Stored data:

........

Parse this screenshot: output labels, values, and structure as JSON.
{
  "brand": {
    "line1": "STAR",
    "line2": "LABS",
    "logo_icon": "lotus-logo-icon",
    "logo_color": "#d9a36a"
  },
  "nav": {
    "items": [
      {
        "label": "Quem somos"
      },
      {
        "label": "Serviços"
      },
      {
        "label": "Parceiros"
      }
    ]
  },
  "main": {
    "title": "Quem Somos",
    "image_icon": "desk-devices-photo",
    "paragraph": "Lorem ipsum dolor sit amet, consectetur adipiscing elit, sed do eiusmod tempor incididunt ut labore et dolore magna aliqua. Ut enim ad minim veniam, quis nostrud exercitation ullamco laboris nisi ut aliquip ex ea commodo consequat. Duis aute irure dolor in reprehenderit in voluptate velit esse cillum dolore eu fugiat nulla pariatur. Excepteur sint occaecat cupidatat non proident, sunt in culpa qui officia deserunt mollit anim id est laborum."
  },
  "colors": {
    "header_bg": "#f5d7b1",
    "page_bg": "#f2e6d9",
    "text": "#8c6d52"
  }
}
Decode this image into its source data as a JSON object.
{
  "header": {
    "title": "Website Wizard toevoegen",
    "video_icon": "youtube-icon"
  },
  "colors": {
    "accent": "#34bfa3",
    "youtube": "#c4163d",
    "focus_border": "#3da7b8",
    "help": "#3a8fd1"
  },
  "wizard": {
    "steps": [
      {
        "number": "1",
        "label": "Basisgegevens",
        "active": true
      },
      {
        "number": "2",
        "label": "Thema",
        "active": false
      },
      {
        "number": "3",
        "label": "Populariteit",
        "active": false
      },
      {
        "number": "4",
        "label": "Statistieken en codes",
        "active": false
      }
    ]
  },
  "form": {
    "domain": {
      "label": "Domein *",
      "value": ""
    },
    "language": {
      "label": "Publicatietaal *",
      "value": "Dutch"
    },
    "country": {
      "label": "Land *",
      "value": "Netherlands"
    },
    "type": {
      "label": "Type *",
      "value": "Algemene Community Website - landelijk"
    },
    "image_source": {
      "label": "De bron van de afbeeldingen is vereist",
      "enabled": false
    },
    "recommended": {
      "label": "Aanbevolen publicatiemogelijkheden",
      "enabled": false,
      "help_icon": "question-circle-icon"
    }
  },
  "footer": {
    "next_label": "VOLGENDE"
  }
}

........

- **WHAT YOU SHOULD DO**
Every entry should be output exactly as written, please.

- **ANSWER TO THIS EXERCISE**
Parse this screenshot: output labels, values, and structure as JSON.
{
  "brand": {
    "line1": "STAR",
    "line2": "LABS",
    "logo_icon": "lotus-logo-icon",
    "logo_color": "#d9a36a"
  },
  "nav": {
    "items": [
      {
        "label": "Quem somos"
      },
      {
        "label": "Serviços"
      },
      {
        "label": "Parceiros"
      }
    ]
  },
  "main": {
    "title": "Quem Somos",
    "image_icon": "desk-devices-photo",
    "paragraph": "Lorem ipsum dolor sit amet, consectetur adipiscing elit, sed do eiusmod tempor incididunt ut labore et dolore magna aliqua. Ut enim ad minim veniam, quis nostrud exercitation ullamco laboris nisi ut aliquip ex ea commodo consequat. Duis aute irure dolor in reprehenderit in voluptate velit esse cillum dolore eu fugiat nulla pariatur. Excepteur sint occaecat cupidatat non proident, sunt in culpa qui officia deserunt mollit anim id est laborum."
  },
  "colors": {
    "header_bg": "#f5d7b1",
    "page_bg": "#f2e6d9",
    "text": "#8c6d52"
  }
}
Decode this image into its source data as a JSON object.
{
  "header": {
    "title": "Website Wizard toevoegen",
    "video_icon": "youtube-icon"
  },
  "colors": {
    "accent": "#34bfa3",
    "youtube": "#c4163d",
    "focus_border": "#3da7b8",
    "help": "#3a8fd1"
  },
  "wizard": {
    "steps": [
      {
        "number": "1",
        "label": "Basisgegevens",
        "active": true
      },
      {
        "number": "2",
        "label": "Thema",
        "active": false
      },
      {
        "number": "3",
        "label": "Populariteit",
        "active": false
      },
      {
        "number": "4",
        "label": "Statistieken en codes",
        "active": false
      }
    ]
  },
  "form": {
    "domain": {
      "label": "Domein *",
      "value": ""
    },
    "language": {
      "label": "Publicatietaal *",
      "value": "Dutch"
    },
    "country": {
      "label": "Land *",
      "value": "Netherlands"
    },
    "type": {
      "label": "Type *",
      "value": "Algemene Community Website - landelijk"
    },
    "image_source": {
      "label": "De bron van de afbeeldingen is vereist",
      "enabled": false
    },
    "recommended": {
      "label": "Aanbevolen publicatiemogelijkheden",
      "enabled": false,
      "help_icon": "question-circle-icon"
    }
  },
  "footer": {
    "next_label": "VOLGENDE"
  }
}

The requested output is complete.